TASK INSTRUCTIONS: Scan the data for "ylabel" and copy the lines it appears in.

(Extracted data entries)
══════════════════════════════

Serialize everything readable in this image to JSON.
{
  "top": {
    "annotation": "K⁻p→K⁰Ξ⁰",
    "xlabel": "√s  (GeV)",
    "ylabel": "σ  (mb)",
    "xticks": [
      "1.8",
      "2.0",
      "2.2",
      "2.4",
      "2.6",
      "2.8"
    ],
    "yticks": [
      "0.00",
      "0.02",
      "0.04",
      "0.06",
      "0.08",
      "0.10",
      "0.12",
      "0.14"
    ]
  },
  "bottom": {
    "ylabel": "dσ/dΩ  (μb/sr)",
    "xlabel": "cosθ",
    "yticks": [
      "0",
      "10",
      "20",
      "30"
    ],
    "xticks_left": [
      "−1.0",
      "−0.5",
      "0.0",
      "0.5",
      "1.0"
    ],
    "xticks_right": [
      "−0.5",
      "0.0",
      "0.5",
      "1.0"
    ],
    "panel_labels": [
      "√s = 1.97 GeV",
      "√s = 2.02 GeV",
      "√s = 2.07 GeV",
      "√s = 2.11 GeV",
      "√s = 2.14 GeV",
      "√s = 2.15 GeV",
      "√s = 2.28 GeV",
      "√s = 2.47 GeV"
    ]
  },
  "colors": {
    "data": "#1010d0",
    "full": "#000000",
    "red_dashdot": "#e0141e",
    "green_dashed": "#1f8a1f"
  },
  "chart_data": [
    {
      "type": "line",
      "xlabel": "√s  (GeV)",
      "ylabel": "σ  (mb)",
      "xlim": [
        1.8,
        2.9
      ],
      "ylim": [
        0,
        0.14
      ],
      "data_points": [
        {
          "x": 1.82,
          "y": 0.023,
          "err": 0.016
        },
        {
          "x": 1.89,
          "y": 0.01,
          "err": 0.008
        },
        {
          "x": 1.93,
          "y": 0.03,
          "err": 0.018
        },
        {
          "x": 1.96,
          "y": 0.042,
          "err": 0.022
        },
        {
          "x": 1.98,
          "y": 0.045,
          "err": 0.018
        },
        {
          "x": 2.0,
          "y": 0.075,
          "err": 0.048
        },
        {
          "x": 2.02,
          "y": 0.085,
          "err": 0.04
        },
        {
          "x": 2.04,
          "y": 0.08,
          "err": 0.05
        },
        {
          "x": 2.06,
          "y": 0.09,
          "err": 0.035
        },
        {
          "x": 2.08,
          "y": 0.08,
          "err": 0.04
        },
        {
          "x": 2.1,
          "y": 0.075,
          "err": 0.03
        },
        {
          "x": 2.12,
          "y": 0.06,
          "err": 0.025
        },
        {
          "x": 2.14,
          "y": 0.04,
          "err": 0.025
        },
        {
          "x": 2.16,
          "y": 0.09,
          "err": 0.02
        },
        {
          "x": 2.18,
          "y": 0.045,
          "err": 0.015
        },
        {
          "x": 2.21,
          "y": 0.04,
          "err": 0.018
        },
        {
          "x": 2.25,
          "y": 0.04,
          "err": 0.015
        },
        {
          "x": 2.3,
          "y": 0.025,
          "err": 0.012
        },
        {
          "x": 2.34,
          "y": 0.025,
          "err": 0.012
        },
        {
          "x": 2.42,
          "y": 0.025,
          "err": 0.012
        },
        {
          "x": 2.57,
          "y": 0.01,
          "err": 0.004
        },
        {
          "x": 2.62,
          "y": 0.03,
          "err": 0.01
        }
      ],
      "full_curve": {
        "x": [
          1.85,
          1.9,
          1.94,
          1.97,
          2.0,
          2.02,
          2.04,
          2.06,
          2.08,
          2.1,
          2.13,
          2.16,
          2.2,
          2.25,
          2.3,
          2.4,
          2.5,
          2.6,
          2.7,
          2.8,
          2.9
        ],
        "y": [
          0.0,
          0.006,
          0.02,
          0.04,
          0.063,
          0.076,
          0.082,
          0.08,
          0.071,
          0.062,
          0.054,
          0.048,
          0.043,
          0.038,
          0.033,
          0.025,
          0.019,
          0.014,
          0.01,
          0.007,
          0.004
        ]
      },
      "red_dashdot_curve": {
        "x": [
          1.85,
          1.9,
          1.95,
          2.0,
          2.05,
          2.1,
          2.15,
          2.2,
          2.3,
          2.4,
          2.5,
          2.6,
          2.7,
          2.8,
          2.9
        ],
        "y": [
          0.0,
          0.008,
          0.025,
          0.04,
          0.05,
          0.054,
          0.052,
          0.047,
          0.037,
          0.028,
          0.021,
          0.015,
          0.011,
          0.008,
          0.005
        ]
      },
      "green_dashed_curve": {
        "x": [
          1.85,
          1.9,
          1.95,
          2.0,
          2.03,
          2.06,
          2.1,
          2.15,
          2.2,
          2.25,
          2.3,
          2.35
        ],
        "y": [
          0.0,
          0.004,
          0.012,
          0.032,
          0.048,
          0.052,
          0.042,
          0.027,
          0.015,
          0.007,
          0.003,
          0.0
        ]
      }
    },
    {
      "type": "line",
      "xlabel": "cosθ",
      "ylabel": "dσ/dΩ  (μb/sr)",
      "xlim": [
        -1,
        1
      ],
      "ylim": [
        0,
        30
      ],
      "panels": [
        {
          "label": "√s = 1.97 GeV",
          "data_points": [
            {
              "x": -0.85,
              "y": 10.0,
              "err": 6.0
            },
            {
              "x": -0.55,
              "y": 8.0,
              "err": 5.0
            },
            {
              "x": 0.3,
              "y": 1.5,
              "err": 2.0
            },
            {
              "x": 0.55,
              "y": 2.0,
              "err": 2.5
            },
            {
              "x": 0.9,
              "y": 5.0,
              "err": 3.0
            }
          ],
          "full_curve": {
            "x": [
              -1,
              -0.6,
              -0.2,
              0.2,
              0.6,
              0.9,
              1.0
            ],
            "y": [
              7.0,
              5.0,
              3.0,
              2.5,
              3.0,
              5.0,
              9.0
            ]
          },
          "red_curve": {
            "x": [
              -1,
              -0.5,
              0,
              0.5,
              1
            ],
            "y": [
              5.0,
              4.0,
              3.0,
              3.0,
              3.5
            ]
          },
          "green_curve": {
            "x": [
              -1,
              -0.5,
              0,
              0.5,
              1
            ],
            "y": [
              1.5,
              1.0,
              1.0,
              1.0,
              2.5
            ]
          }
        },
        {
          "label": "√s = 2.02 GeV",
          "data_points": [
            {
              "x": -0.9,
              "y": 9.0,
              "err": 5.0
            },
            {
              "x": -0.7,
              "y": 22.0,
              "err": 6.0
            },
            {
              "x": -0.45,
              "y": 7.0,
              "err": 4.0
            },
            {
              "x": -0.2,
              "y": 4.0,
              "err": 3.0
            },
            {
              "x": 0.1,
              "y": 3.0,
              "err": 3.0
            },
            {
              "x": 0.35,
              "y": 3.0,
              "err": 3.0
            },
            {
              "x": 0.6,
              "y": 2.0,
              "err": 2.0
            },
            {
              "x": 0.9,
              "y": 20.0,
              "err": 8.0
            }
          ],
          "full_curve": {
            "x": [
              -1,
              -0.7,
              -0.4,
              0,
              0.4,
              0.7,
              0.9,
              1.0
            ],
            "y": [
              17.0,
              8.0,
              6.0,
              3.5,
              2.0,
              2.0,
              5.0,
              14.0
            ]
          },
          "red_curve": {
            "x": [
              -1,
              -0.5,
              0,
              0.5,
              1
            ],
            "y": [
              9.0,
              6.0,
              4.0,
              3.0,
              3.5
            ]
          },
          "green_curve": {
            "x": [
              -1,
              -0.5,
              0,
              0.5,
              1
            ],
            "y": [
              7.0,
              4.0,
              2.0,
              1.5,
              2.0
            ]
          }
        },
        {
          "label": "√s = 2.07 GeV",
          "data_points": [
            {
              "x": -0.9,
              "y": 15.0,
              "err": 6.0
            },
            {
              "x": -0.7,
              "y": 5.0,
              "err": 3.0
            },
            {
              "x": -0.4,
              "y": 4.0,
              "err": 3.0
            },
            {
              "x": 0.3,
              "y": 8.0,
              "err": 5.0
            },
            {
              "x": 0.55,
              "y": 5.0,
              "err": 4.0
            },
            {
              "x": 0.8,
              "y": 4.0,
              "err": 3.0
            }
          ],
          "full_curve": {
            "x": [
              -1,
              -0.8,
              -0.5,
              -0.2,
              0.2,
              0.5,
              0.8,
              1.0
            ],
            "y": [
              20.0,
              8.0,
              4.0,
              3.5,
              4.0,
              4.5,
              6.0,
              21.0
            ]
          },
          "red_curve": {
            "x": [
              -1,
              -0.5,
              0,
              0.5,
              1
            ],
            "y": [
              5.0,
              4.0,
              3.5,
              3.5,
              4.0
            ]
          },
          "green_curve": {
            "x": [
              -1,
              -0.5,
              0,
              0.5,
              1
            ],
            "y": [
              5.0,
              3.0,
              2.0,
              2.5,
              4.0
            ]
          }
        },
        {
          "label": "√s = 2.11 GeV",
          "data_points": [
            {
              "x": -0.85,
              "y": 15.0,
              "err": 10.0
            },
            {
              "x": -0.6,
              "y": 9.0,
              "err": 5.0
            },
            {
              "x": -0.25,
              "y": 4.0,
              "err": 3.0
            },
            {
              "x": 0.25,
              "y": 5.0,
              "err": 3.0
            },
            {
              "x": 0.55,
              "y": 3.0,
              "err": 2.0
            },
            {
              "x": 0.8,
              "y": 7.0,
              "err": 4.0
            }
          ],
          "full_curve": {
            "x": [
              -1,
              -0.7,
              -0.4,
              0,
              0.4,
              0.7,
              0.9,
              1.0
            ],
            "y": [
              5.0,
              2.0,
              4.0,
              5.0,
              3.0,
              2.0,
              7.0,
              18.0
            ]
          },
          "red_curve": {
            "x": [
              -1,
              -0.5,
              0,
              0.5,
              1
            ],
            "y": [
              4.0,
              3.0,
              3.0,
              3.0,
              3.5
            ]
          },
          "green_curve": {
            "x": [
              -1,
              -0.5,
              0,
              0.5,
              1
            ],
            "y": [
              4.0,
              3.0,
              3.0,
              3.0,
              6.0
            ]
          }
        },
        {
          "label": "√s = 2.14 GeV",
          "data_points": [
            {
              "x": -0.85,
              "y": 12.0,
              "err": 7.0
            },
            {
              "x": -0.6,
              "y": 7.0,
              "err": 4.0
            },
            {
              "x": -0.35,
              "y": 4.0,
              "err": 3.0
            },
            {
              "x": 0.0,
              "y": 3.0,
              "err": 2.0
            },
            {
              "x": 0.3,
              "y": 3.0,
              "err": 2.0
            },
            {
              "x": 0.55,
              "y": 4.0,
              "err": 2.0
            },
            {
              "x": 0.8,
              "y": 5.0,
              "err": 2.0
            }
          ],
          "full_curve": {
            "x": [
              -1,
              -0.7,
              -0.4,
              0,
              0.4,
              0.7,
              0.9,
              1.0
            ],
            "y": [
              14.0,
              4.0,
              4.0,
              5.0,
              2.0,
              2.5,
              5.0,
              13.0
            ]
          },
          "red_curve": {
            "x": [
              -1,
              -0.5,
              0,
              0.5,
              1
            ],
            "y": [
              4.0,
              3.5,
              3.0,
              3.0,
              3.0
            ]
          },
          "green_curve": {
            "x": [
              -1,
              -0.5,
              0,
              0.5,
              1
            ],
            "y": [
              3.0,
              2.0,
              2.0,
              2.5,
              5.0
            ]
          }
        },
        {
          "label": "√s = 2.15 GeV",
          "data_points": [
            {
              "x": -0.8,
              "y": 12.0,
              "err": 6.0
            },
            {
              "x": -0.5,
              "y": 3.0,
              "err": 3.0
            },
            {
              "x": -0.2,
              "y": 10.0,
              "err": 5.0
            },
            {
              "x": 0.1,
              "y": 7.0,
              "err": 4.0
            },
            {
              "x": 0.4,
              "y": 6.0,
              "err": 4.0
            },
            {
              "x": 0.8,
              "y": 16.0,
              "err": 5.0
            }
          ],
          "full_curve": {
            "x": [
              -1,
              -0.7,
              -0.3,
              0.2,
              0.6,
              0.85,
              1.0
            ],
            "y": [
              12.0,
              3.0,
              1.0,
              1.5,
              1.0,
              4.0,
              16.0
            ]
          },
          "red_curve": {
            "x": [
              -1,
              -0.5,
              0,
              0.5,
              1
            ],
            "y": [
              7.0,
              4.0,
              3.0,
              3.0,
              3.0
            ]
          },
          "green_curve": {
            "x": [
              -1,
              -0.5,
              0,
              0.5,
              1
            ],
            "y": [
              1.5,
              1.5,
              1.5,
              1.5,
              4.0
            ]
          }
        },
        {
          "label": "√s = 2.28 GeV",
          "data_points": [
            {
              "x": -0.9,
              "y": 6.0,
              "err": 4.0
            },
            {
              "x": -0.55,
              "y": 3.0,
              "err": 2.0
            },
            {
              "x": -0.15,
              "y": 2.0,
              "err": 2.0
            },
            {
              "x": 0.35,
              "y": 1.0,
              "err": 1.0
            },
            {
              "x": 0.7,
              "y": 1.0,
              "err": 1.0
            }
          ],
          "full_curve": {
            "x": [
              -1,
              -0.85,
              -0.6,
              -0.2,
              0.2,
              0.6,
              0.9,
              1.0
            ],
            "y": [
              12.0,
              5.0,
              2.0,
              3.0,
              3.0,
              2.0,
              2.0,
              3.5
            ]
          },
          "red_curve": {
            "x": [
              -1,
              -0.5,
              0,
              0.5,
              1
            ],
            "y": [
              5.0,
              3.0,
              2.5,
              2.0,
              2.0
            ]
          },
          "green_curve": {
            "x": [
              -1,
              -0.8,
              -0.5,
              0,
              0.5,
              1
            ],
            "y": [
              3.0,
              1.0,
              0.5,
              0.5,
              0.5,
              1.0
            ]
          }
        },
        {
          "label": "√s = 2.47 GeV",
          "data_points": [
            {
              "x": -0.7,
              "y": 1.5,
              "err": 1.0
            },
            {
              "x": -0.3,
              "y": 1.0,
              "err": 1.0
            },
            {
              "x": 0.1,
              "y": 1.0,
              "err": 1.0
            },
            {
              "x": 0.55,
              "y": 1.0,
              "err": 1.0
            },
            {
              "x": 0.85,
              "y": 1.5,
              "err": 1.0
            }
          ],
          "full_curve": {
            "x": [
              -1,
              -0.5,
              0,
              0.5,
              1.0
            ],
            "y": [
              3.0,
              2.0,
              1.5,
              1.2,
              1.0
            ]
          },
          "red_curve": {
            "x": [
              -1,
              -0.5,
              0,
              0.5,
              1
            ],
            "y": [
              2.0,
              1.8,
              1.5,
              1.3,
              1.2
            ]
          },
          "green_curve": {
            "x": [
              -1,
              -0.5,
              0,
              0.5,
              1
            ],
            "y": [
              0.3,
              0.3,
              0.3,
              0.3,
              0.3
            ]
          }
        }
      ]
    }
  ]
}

══════════════════════════════

EXERCISE RESULT:
    "ylabel": "σ  (mb)",
    "ylabel": "dσ/dΩ  (μb/sr)",
      "ylabel": "σ  (mb)",
      "ylabel": "dσ/dΩ  (μb/sr)",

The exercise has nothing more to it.